# Task instructions:
Your task is to repeat the listing exactly.

Start of Input data

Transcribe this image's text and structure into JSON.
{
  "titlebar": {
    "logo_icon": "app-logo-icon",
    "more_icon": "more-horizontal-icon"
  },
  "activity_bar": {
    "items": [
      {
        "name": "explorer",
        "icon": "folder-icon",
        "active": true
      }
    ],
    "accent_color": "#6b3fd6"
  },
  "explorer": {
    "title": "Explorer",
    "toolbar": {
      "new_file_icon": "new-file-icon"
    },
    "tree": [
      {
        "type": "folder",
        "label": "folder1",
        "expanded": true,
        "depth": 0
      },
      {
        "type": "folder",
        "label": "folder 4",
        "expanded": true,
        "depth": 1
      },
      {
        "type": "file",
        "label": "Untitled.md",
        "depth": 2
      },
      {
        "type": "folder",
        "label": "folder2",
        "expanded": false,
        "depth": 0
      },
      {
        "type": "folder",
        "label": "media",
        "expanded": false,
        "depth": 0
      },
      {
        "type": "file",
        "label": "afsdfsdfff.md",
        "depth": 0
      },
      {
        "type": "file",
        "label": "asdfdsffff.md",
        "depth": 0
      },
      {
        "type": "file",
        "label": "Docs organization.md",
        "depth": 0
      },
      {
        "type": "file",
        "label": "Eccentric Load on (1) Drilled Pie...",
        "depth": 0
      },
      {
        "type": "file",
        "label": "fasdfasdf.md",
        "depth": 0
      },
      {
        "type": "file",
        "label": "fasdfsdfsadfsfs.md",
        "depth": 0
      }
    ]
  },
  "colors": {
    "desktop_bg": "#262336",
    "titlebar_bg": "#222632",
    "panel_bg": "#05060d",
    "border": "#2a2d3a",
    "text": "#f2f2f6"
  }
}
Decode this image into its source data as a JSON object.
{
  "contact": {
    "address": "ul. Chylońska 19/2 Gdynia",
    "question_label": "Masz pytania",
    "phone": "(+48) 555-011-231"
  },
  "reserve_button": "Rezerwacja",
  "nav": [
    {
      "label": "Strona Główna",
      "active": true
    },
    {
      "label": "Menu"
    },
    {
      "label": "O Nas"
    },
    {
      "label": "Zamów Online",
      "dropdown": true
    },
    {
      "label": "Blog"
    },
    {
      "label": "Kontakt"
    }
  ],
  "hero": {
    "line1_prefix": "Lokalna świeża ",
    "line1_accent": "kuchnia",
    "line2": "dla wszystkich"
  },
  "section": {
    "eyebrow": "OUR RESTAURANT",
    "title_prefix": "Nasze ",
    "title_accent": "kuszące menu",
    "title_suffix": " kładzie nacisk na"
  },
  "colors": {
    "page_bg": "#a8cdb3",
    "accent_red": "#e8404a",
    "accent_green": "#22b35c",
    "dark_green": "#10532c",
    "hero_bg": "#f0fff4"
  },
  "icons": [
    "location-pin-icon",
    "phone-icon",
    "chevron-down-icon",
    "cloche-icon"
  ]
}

End of Input data

# Complete output:
Transcribe this image's text and structure into JSON.
{
  "titlebar": {
    "logo_icon": "app-logo-icon",
    "more_icon": "more-horizontal-icon"
  },
  "activity_bar": {
    "items": [
      {
        "name": "explorer",
        "icon": "folder-icon",
        "active": true
      }
    ],
    "accent_color": "#6b3fd6"
  },
  "explorer": {
    "title": "Explorer",
    "toolbar": {
      "new_file_icon": "new-file-icon"
    },
    "tree": [
      {
        "type": "folder",
        "label": "folder1",
        "expanded": true,
        "depth": 0
      },
      {
        "type": "folder",
        "label": "folder 4",
        "expanded": true,
        "depth": 1
      },
      {
        "type": "file",
        "label": "Untitled.md",
        "depth": 2
      },
      {
        "type": "folder",
        "label": "folder2",
        "expanded": false,
        "depth": 0
      },
      {
        "type": "folder",
        "label": "media",
        "expanded": false,
        "depth": 0
      },
      {
        "type": "file",
        "label": "afsdfsdfff.md",
        "depth": 0
      },
      {
        "type": "file",
        "label": "asdfdsffff.md",
        "depth": 0
      },
      {
        "type": "file",
        "label": "Docs organization.md",
        "depth": 0
      },
      {
        "type": "file",
        "label": "Eccentric Load on (1) Drilled Pie...",
        "depth": 0
      },
      {
        "type": "file",
        "label": "fasdfasdf.md",
        "depth": 0
      },
      {
        "type": "file",
        "label": "fasdfsdfsadfsfs.md",
        "depth": 0
      }
    ]
  },
  "colors": {
    "desktop_bg": "#262336",
    "titlebar_bg": "#222632",
    "panel_bg": "#05060d",
    "border": "#2a2d3a",
    "text": "#f2f2f6"
  }
}
Decode this image into its source data as a JSON object.
{
  "contact": {
    "address": "ul. Chylońska 19/2 Gdynia",
    "question_label": "Masz pytania",
    "phone": "(+48) 555-011-231"
  },
  "reserve_button": "Rezerwacja",
  "nav": [
    {
      "label": "Strona Główna",
      "active": true
    },
    {
      "label": "Menu"
    },
    {
      "label": "O Nas"
    },
    {
      "label": "Zamów Online",
      "dropdown": true
    },
    {
      "label": "Blog"
    },
    {
      "label": "Kontakt"
    }
  ],
  "hero": {
    "line1_prefix": "Lokalna świeża ",
    "line1_accent": "kuchnia",
    "line2": "dla wszystkich"
  },
  "section": {
    "eyebrow": "OUR RESTAURANT",
    "title_prefix": "Nasze ",
    "title_accent": "kuszące menu",
    "title_suffix": " kładzie nacisk na"
  },
  "colors": {
    "page_bg": "#a8cdb3",
    "accent_red": "#e8404a",
    "accent_green": "#22b35c",
    "dark_green": "#10532c",
    "hero_bg": "#f0fff4"
  },
  "icons": [
    "location-pin-icon",
    "phone-icon",
    "chevron-down-icon",
    "cloche-icon"
  ]
}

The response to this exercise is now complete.